_Direction_
Check each line of the material below, and copy it if it holds the string "находит".

BEGIN Records for the exercise

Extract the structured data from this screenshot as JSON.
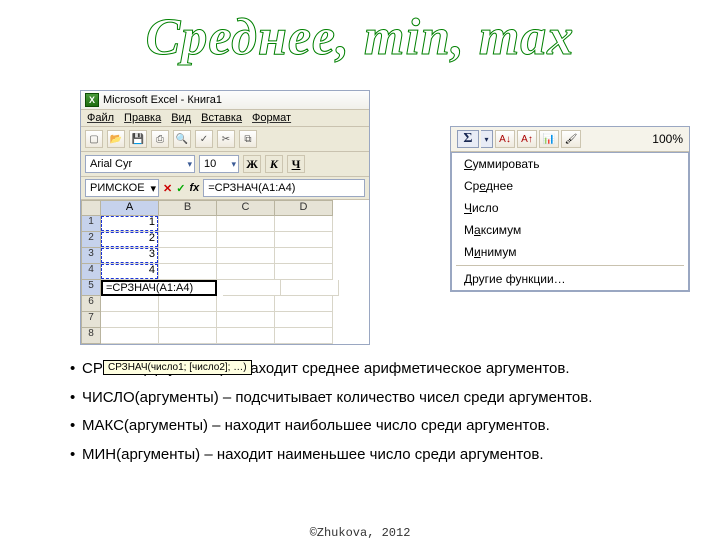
{
  "title": "Среднее, min, max",
  "excel": {
    "window_title": "Microsoft Excel - Книга1",
    "menu": [
      "Файл",
      "Правка",
      "Вид",
      "Вставка",
      "Формат"
    ],
    "font_name": "Arial Cyr",
    "font_size": "10",
    "format_buttons": {
      "bold": "Ж",
      "italic": "К",
      "underline": "Ч"
    },
    "namebox": "РИМСКОЕ",
    "formula": "=СРЗНАЧ(A1:A4)",
    "columns": [
      "A",
      "B",
      "C",
      "D"
    ],
    "rows": [
      "1",
      "2",
      "3",
      "4",
      "5",
      "6",
      "7",
      "8"
    ],
    "cells": {
      "A1": "1",
      "A2": "2",
      "A3": "3",
      "A4": "4",
      "A5": "=СРЗНАЧ(A1:A4)"
    },
    "tooltip": "СРЗНАЧ(число1; [число2]; …)"
  },
  "autosum": {
    "zoom": "100%",
    "menu": [
      "Суммировать",
      "Среднее",
      "Число",
      "Максимум",
      "Минимум",
      "Другие функции…"
    ],
    "menu_ul": [
      "С",
      "е",
      "Ч",
      "а",
      "и",
      "Д"
    ]
  },
  "bullets": [
    "СРЗНАЧ(аргументы) – находит среднее арифметическое аргументов.",
    "ЧИСЛО(аргументы) – подсчитывает количество чисел среди аргументов.",
    "МАКС(аргументы) – находит наибольшее число среди аргументов.",
    "МИН(аргументы) – находит наименьшее число среди аргументов."
  ],
  "copyright": "©Zhukova, 2012"
}
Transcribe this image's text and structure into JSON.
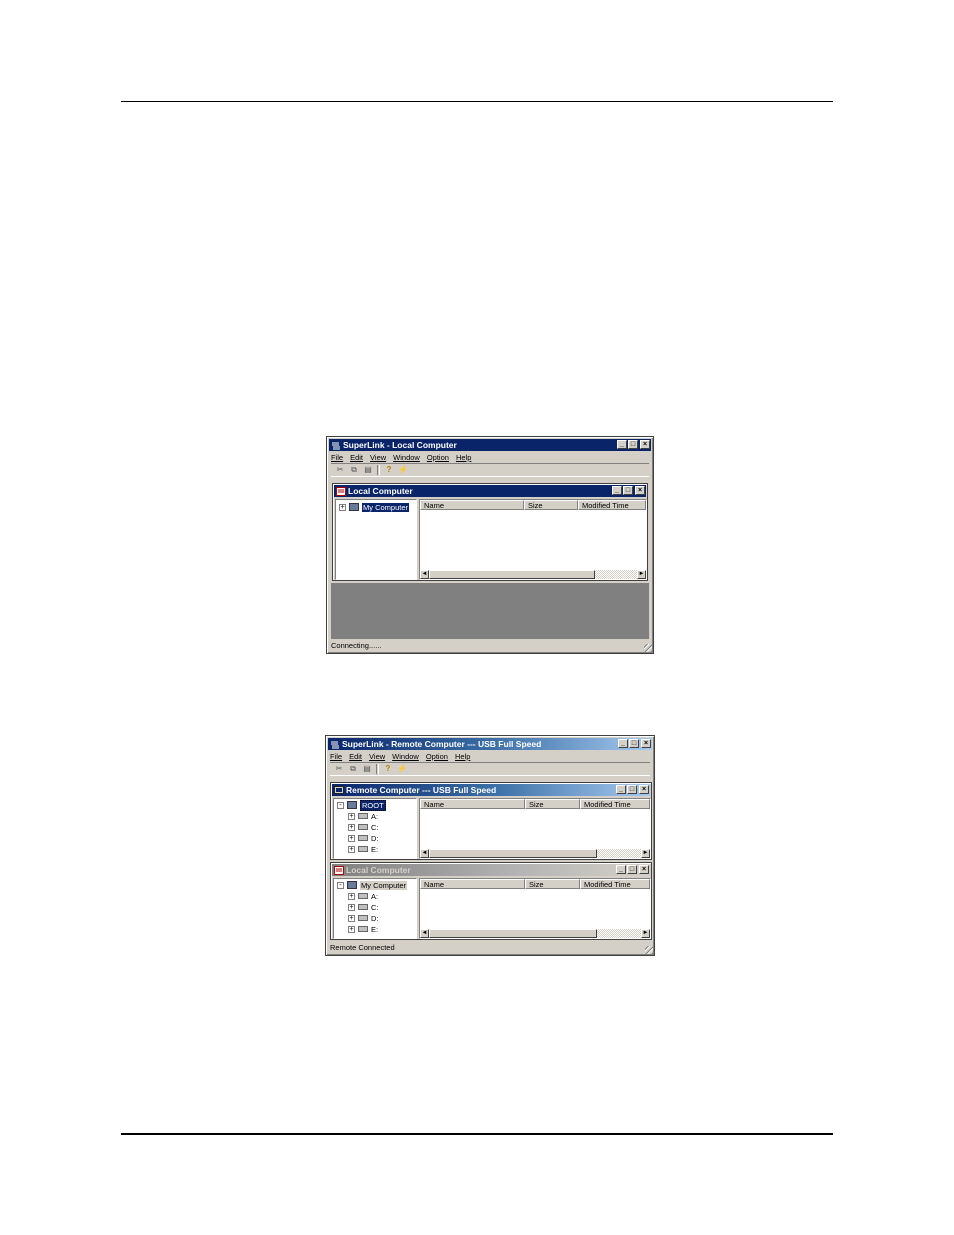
{
  "window1": {
    "title": "SuperLink - Local Computer",
    "menu": [
      "File",
      "Edit",
      "View",
      "Window",
      "Option",
      "Help"
    ],
    "local_panel": {
      "title": "Local Computer",
      "tree": [
        {
          "label": "My Computer",
          "expander": "+"
        }
      ],
      "columns": [
        "Name",
        "Size",
        "Modified Time"
      ]
    },
    "status": "Connecting......"
  },
  "window2": {
    "title": "SuperLink - Remote Computer --- USB Full Speed",
    "menu": [
      "File",
      "Edit",
      "View",
      "Window",
      "Option",
      "Help"
    ],
    "remote_panel": {
      "title": "Remote Computer --- USB Full Speed",
      "tree": [
        {
          "label": "ROOT",
          "expander": "-"
        },
        {
          "label": "A:",
          "expander": "+"
        },
        {
          "label": "C:",
          "expander": "+"
        },
        {
          "label": "D:",
          "expander": "+"
        },
        {
          "label": "E:",
          "expander": "+"
        }
      ],
      "columns": [
        "Name",
        "Size",
        "Modified Time"
      ]
    },
    "local_panel": {
      "title": "Local Computer",
      "tree": [
        {
          "label": "My Computer",
          "expander": "-"
        },
        {
          "label": "A:",
          "expander": "+"
        },
        {
          "label": "C:",
          "expander": "+"
        },
        {
          "label": "D:",
          "expander": "+"
        },
        {
          "label": "E:",
          "expander": "+"
        }
      ],
      "columns": [
        "Name",
        "Size",
        "Modified Time"
      ]
    },
    "status": "Remote Connected"
  },
  "glyphs": {
    "minimize": "_",
    "maximize": "□",
    "close": "×",
    "left": "◄",
    "right": "►"
  }
}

END Records for the exercise

_Task result_
    "СРЗНАЧ(аргументы) – находит среднее арифметическое аргументов.",
    "МАКС(аргументы) – находит наибольшее число среди аргументов.",
    "МИН(аргументы) – находит наименьшее число среди аргументов."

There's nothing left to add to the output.